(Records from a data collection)
┌──

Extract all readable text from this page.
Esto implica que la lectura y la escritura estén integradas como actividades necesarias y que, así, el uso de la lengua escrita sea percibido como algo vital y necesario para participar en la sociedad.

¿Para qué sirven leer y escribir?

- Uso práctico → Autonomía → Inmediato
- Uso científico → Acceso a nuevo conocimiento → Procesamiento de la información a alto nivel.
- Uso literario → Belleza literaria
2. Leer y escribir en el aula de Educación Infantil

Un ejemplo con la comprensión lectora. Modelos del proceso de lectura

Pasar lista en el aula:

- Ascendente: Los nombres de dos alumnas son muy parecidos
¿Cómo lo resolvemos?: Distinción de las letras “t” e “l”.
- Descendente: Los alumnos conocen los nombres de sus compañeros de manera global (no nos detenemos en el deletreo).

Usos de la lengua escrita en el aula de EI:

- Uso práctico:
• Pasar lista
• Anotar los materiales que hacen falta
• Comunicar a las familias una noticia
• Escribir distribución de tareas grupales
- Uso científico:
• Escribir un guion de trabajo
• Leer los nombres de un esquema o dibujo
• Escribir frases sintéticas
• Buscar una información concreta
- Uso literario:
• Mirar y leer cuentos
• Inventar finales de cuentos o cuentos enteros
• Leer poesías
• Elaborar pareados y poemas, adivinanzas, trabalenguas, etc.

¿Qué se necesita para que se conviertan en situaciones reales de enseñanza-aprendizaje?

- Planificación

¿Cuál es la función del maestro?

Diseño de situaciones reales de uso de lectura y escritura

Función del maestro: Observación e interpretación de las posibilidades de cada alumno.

└──

### The request
Report only how many lines of the listing hold the word "nombres".

### Answer
3